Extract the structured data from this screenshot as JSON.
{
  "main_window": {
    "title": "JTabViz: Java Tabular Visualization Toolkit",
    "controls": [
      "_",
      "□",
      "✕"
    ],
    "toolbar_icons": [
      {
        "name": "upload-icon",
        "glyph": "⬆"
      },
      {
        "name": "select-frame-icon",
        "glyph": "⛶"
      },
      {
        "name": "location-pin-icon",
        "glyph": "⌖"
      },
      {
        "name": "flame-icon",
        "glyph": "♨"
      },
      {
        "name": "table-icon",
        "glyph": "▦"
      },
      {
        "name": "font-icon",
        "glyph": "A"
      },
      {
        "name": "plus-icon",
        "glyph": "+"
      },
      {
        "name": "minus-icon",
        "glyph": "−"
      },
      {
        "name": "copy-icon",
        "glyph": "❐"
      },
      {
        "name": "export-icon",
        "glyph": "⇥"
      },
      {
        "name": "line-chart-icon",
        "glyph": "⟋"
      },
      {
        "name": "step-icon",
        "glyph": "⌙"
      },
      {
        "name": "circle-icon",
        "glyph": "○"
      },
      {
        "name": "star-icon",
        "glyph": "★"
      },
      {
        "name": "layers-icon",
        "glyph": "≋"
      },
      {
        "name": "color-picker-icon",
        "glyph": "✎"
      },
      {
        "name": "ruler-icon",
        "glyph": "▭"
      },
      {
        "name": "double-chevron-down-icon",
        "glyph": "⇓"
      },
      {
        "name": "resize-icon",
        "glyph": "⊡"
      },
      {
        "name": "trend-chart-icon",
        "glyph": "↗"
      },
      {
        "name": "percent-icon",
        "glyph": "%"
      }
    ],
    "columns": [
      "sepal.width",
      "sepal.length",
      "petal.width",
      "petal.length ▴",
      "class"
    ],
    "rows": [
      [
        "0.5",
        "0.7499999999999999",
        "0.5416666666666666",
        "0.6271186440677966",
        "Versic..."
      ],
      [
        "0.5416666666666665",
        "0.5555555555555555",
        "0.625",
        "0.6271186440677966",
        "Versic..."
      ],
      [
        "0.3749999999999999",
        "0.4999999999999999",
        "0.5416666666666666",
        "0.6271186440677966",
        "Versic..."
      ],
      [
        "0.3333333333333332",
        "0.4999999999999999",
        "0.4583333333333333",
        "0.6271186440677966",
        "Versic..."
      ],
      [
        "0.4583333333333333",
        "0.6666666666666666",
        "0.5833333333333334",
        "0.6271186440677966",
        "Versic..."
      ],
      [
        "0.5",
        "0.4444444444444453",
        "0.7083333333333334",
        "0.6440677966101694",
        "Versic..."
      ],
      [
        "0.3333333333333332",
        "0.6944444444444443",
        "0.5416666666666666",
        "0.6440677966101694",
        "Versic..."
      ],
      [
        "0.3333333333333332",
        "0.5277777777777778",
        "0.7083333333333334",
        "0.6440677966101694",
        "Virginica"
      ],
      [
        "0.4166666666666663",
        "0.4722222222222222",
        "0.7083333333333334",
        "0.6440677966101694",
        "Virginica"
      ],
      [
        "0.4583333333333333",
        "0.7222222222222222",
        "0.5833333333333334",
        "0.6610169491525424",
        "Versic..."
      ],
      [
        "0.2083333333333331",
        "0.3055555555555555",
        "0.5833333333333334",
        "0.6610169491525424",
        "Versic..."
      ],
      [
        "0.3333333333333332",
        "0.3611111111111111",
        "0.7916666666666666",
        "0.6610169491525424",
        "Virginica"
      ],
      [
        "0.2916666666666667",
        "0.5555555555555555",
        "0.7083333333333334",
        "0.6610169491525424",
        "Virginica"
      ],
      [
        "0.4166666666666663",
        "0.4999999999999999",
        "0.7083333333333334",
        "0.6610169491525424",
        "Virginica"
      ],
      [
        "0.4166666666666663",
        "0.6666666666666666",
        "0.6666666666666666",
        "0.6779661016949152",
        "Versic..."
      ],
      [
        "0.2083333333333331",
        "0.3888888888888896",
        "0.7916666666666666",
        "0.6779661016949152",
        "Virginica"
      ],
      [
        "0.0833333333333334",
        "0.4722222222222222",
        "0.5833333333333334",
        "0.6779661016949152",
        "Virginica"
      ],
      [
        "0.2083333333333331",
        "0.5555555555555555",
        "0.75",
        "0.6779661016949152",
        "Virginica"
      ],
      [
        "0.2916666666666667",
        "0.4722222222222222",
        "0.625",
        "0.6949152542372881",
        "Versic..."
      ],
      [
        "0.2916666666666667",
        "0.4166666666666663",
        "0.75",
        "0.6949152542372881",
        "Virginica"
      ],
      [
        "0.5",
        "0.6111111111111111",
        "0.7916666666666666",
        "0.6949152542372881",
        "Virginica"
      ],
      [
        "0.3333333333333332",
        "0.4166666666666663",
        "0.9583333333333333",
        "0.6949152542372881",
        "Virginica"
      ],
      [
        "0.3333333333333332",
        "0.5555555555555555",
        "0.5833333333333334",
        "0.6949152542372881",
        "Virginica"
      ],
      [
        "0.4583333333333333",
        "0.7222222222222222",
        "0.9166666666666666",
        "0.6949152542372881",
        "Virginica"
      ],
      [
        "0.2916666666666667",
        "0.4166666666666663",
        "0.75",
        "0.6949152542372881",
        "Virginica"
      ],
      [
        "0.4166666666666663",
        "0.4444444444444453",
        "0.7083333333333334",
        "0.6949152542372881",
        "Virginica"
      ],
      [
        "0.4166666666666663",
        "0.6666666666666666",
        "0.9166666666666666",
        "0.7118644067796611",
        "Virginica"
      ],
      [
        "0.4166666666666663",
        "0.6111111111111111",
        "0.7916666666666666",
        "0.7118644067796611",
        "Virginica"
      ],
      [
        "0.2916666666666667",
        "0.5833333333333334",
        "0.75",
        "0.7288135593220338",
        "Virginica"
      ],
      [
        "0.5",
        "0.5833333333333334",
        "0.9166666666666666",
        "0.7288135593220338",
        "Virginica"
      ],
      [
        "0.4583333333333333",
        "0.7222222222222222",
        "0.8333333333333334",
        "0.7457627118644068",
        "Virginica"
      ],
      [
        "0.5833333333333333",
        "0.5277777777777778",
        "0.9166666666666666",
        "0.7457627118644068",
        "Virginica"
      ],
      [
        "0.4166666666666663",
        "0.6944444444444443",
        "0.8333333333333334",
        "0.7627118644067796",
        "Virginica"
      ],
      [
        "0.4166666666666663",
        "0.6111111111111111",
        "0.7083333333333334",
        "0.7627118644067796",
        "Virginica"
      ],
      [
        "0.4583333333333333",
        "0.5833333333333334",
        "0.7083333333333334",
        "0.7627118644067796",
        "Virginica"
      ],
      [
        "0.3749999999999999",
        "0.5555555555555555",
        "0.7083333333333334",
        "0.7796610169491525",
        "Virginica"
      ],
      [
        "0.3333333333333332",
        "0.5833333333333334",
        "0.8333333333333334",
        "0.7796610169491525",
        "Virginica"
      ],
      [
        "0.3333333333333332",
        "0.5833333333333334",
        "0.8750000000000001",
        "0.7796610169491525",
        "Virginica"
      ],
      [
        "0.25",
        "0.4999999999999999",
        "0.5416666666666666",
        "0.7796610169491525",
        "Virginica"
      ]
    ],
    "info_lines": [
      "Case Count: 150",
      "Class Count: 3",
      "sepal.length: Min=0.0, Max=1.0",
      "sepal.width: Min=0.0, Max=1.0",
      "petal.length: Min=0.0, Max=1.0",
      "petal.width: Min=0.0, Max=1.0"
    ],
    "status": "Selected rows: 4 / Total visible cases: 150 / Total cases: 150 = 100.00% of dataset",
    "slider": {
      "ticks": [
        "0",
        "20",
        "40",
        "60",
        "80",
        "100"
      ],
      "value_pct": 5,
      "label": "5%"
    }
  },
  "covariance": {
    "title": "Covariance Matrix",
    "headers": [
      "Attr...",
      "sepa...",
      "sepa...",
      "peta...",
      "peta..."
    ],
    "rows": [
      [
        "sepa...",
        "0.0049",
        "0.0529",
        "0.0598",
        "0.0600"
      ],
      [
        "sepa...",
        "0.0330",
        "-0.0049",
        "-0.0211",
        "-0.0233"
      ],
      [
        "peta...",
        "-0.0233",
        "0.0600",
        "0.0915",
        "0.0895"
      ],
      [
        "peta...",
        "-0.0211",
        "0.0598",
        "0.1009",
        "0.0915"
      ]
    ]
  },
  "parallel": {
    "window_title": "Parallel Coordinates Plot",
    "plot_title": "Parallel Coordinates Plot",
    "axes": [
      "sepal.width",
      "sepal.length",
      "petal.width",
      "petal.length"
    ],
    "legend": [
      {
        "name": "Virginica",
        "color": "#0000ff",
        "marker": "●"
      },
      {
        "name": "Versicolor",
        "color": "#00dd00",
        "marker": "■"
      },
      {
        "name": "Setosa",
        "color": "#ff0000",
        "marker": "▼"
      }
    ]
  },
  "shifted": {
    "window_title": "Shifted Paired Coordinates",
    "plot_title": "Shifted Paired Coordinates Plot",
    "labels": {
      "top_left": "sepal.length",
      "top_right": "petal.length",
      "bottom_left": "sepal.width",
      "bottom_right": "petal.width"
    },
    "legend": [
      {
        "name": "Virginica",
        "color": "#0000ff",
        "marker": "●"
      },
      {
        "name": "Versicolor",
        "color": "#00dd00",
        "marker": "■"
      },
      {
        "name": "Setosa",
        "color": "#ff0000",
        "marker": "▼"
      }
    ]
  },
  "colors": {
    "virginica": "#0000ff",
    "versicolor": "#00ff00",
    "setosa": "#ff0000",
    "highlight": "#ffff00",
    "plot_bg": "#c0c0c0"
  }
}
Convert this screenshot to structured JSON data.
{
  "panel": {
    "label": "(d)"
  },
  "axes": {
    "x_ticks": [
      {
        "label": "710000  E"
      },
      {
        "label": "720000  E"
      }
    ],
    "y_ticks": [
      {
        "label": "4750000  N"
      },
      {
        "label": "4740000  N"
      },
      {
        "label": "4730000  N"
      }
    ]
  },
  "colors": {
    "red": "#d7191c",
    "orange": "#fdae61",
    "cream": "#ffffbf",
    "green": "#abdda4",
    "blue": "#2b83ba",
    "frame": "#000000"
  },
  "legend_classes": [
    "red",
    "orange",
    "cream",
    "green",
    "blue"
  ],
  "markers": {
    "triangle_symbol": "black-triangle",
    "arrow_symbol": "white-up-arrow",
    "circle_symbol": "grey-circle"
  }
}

● ● ●

Output the line that contains "Convert this screenshot", followed by every later line in the listing, with no line omitted and none added.

= RESULT OF THE EXERCISE =
Convert this screenshot to structured JSON data.
{
  "panel": {
    "label": "(d)"
  },
  "axes": {
    "x_ticks": [
      {
        "label": "710000  E"
      },
      {
        "label": "720000  E"
      }
    ],
    "y_ticks": [
      {
        "label": "4750000  N"
      },
      {
        "label": "4740000  N"
      },
      {
        "label": "4730000  N"
      }
    ]
  },
  "colors": {
    "red": "#d7191c",
    "orange": "#fdae61",
    "cream": "#ffffbf",
    "green": "#abdda4",
    "blue": "#2b83ba",
    "frame": "#000000"
  },
  "legend_classes": [
    "red",
    "orange",
    "cream",
    "green",
    "blue"
  ],
  "markers": {
    "triangle_symbol": "black-triangle",
    "arrow_symbol": "white-up-arrow",
    "circle_symbol": "grey-circle"
  }
}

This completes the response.